# START OF Given entries

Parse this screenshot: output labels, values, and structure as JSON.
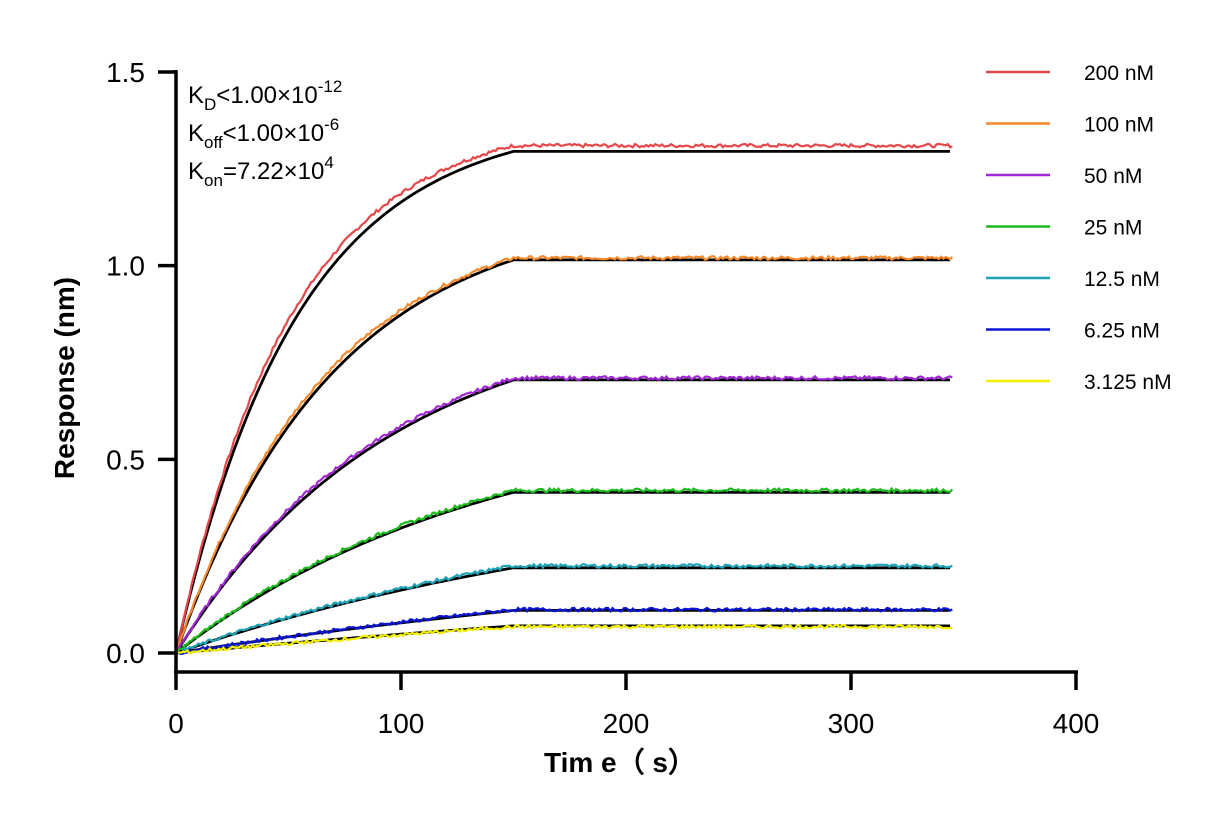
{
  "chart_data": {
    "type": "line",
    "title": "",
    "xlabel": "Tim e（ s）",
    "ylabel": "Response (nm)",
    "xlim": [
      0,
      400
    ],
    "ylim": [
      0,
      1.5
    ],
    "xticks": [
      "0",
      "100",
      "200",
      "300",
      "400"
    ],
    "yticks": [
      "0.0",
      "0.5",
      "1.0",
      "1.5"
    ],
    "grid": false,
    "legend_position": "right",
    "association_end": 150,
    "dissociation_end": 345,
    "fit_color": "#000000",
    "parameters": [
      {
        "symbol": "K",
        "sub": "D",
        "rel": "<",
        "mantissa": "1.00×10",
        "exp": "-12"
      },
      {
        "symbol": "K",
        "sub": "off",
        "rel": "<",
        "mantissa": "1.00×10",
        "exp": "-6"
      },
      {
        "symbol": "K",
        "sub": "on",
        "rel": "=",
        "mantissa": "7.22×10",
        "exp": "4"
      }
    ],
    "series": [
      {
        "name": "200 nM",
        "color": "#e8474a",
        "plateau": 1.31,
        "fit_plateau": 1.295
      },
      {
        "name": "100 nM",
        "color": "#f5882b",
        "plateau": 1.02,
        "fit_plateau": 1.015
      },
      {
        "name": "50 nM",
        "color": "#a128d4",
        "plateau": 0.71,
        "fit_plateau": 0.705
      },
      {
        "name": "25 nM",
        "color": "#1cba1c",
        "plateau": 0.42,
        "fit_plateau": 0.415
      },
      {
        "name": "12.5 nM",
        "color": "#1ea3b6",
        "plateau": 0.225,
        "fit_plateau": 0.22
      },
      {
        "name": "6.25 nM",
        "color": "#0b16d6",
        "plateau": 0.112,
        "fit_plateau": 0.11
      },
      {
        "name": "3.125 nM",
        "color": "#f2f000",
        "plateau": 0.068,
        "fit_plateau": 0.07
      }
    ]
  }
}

# END OF Given entries

_Problem description_: Pictures are to be left out; all else in the entries above is to be quoted exactly.

_Answer for the task_:
Parse this screenshot: output labels, values, and structure as JSON.
{
  "chart_data": {
    "type": "line",
    "title": "",
    "xlabel": "Tim e（ s）",
    "ylabel": "Response (nm)",
    "xlim": [
      0,
      400
    ],
    "ylim": [
      0,
      1.5
    ],
    "xticks": [
      "0",
      "100",
      "200",
      "300",
      "400"
    ],
    "yticks": [
      "0.0",
      "0.5",
      "1.0",
      "1.5"
    ],
    "grid": false,
    "legend_position": "right",
    "association_end": 150,
    "dissociation_end": 345,
    "fit_color": "#000000",
    "parameters": [
      {
        "symbol": "K",
        "sub": "D",
        "rel": "<",
        "mantissa": "1.00×10",
        "exp": "-12"
      },
      {
        "symbol": "K",
        "sub": "off",
        "rel": "<",
        "mantissa": "1.00×10",
        "exp": "-6"
      },
      {
        "symbol": "K",
        "sub": "on",
        "rel": "=",
        "mantissa": "7.22×10",
        "exp": "4"
      }
    ],
    "series": [
      {
        "name": "200 nM",
        "color": "#e8474a",
        "plateau": 1.31,
        "fit_plateau": 1.295
      },
      {
        "name": "100 nM",
        "color": "#f5882b",
        "plateau": 1.02,
        "fit_plateau": 1.015
      },
      {
        "name": "50 nM",
        "color": "#a128d4",
        "plateau": 0.71,
        "fit_plateau": 0.705
      },
      {
        "name": "25 nM",
        "color": "#1cba1c",
        "plateau": 0.42,
        "fit_plateau": 0.415
      },
      {
        "name": "12.5 nM",
        "color": "#1ea3b6",
        "plateau": 0.225,
        "fit_plateau": 0.22
      },
      {
        "name": "6.25 nM",
        "color": "#0b16d6",
        "plateau": 0.112,
        "fit_plateau": 0.11
      },
      {
        "name": "3.125 nM",
        "color": "#f2f000",
        "plateau": 0.068,
        "fit_plateau": 0.07
      }
    ]
  }
}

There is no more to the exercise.